▶ _Requirements_:
Restate the full set of records exactly, without adding or dropping a word.

begin Source data

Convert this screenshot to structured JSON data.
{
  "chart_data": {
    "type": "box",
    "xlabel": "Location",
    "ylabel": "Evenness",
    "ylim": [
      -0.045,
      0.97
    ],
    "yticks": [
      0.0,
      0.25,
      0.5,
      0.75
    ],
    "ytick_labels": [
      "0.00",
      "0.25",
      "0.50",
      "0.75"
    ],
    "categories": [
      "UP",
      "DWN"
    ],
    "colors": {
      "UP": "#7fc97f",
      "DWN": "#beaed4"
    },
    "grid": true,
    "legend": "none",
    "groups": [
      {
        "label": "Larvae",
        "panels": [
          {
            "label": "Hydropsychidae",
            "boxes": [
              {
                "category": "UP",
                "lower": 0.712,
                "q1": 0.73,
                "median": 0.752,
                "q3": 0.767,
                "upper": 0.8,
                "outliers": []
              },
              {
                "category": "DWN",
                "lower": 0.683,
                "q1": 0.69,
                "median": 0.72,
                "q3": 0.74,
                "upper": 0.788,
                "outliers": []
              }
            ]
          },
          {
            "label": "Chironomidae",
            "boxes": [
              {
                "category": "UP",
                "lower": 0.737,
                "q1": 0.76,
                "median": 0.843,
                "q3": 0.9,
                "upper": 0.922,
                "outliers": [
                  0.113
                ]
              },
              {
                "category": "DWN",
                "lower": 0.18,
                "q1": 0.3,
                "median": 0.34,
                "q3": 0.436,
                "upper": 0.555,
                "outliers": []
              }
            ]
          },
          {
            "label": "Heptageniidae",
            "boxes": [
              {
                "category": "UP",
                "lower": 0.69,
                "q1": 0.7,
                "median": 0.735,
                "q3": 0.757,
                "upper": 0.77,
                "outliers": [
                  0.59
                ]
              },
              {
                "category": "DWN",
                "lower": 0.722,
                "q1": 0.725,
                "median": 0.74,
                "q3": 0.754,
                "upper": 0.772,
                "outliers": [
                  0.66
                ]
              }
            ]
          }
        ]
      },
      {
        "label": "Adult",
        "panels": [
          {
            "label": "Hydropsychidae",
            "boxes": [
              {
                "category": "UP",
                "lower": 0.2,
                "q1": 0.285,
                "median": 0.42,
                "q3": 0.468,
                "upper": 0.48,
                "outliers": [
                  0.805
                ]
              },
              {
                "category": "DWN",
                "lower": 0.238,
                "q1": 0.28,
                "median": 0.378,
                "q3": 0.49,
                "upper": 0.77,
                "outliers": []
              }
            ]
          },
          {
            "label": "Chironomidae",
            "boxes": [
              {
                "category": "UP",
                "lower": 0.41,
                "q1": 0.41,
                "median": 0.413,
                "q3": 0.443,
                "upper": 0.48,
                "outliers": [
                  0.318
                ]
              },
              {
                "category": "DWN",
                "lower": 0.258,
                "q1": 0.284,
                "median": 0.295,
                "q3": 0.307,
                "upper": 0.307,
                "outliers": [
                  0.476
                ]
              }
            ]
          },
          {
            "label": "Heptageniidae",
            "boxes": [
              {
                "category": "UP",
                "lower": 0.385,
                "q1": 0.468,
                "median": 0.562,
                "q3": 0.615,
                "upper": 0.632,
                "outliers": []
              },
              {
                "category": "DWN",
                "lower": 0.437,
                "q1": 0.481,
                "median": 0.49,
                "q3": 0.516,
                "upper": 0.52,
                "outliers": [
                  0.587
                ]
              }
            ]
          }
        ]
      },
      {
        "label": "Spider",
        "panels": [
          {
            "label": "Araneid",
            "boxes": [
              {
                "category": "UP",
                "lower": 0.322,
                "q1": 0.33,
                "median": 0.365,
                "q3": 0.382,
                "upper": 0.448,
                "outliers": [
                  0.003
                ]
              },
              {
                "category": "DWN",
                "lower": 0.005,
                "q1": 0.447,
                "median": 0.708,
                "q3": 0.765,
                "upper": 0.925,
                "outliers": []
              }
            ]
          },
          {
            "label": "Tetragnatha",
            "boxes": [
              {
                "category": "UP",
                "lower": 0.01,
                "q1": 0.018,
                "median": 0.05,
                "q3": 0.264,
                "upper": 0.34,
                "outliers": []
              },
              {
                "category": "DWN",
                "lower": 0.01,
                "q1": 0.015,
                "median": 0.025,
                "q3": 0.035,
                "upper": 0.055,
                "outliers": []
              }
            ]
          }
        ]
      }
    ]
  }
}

end Source data

▶ _Completed exercise_:
Convert this screenshot to structured JSON data.
{
  "chart_data": {
    "type": "box",
    "xlabel": "Location",
    "ylabel": "Evenness",
    "ylim": [
      -0.045,
      0.97
    ],
    "yticks": [
      0.0,
      0.25,
      0.5,
      0.75
    ],
    "ytick_labels": [
      "0.00",
      "0.25",
      "0.50",
      "0.75"
    ],
    "categories": [
      "UP",
      "DWN"
    ],
    "colors": {
      "UP": "#7fc97f",
      "DWN": "#beaed4"
    },
    "grid": true,
    "legend": "none",
    "groups": [
      {
        "label": "Larvae",
        "panels": [
          {
            "label": "Hydropsychidae",
            "boxes": [
              {
                "category": "UP",
                "lower": 0.712,
                "q1": 0.73,
                "median": 0.752,
                "q3": 0.767,
                "upper": 0.8,
                "outliers": []
              },
              {
                "category": "DWN",
                "lower": 0.683,
                "q1": 0.69,
                "median": 0.72,
                "q3": 0.74,
                "upper": 0.788,
                "outliers": []
              }
            ]
          },
          {
            "label": "Chironomidae",
            "boxes": [
              {
                "category": "UP",
                "lower": 0.737,
                "q1": 0.76,
                "median": 0.843,
                "q3": 0.9,
                "upper": 0.922,
                "outliers": [
                  0.113
                ]
              },
              {
                "category": "DWN",
                "lower": 0.18,
                "q1": 0.3,
                "median": 0.34,
                "q3": 0.436,
                "upper": 0.555,
                "outliers": []
              }
            ]
          },
          {
            "label": "Heptageniidae",
            "boxes": [
              {
                "category": "UP",
                "lower": 0.69,
                "q1": 0.7,
                "median": 0.735,
                "q3": 0.757,
                "upper": 0.77,
                "outliers": [
                  0.59
                ]
              },
              {
                "category": "DWN",
                "lower": 0.722,
                "q1": 0.725,
                "median": 0.74,
                "q3": 0.754,
                "upper": 0.772,
                "outliers": [
                  0.66
                ]
              }
            ]
          }
        ]
      },
      {
        "label": "Adult",
        "panels": [
          {
            "label": "Hydropsychidae",
            "boxes": [
              {
                "category": "UP",
                "lower": 0.2,
                "q1": 0.285,
                "median": 0.42,
                "q3": 0.468,
                "upper": 0.48,
                "outliers": [
                  0.805
                ]
              },
              {
                "category": "DWN",
                "lower": 0.238,
                "q1": 0.28,
                "median": 0.378,
                "q3": 0.49,
                "upper": 0.77,
                "outliers": []
              }
            ]
          },
          {
            "label": "Chironomidae",
            "boxes": [
              {
                "category": "UP",
                "lower": 0.41,
                "q1": 0.41,
                "median": 0.413,
                "q3": 0.443,
                "upper": 0.48,
                "outliers": [
                  0.318
                ]
              },
              {
                "category": "DWN",
                "lower": 0.258,
                "q1": 0.284,
                "median": 0.295,
                "q3": 0.307,
                "upper": 0.307,
                "outliers": [
                  0.476
                ]
              }
            ]
          },
          {
            "label": "Heptageniidae",
            "boxes": [
              {
                "category": "UP",
                "lower": 0.385,
                "q1": 0.468,
                "median": 0.562,
                "q3": 0.615,
                "upper": 0.632,
                "outliers": []
              },
              {
                "category": "DWN",
                "lower": 0.437,
                "q1": 0.481,
                "median": 0.49,
                "q3": 0.516,
                "upper": 0.52,
                "outliers": [
                  0.587
                ]
              }
            ]
          }
        ]
      },
      {
        "label": "Spider",
        "panels": [
          {
            "label": "Araneid",
            "boxes": [
              {
                "category": "UP",
                "lower": 0.322,
                "q1": 0.33,
                "median": 0.365,
                "q3": 0.382,
                "upper": 0.448,
                "outliers": [
                  0.003
                ]
              },
              {
                "category": "DWN",
                "lower": 0.005,
                "q1": 0.447,
                "median": 0.708,
                "q3": 0.765,
                "upper": 0.925,
                "outliers": []
              }
            ]
          },
          {
            "label": "Tetragnatha",
            "boxes": [
              {
                "category": "UP",
                "lower": 0.01,
                "q1": 0.018,
                "median": 0.05,
                "q3": 0.264,
                "upper": 0.34,
                "outliers": []
              },
              {
                "category": "DWN",
                "lower": 0.01,
                "q1": 0.015,
                "median": 0.025,
                "q3": 0.035,
                "upper": 0.055,
                "outliers": []
              }
            ]
          }
        ]
      }
    ]
  }
}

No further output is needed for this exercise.